— start of Stored data —
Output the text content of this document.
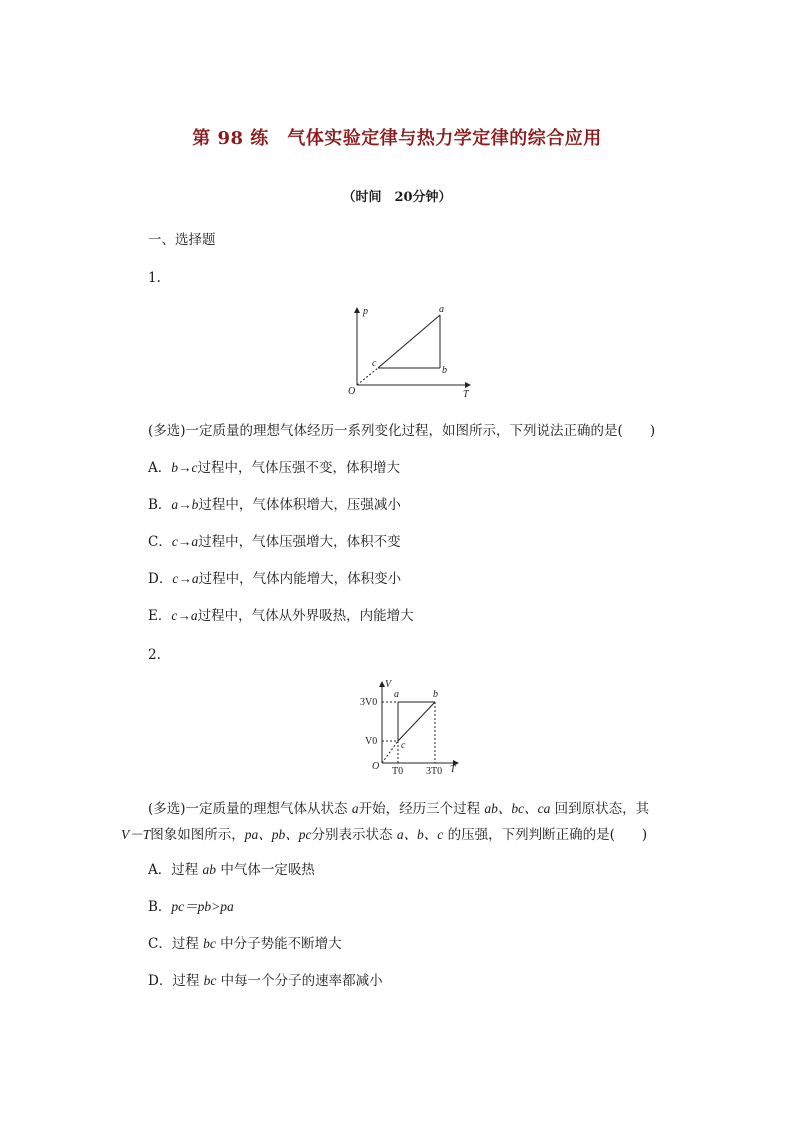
第 98 练　气体实验定律与热力学定律的综合应用
（时间　20分钟）
一、选择题
1.
p
T
O
a
b
c
(多选)一定质量的理想气体经历一系列变化过程，如图所示，下列说法正确的是(　　)
A．b→c过程中，气体压强不变，体积增大
B．a→b过程中，气体体积增大，压强减小
C．c→a过程中，气体压强增大，体积不变
D．c→a过程中，气体内能增大，体积变小
E．c→a过程中，气体从外界吸热，内能增大
2.
V
T
O
a	b
c
3V0
V0
T0 3T0
(多选)一定质量的理想气体从状态 a开始，经历三个过程 ab、bc、ca 回到原状态，其
V－T图象如图所示，pa、pb、pc分别表示状态 a、b、c 的压强，下列判断正确的是(　　)
A．过程 ab 中气体一定吸热
B．pc＝pb>pa
C．过程 bc 中分子势能不断增大
D．过程 bc 中每一个分子的速率都减小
— end of Stored data —
* _Exercise prompt_:
Count every line bearing the word "a过程中"; report the total only.

* _Final result_:
3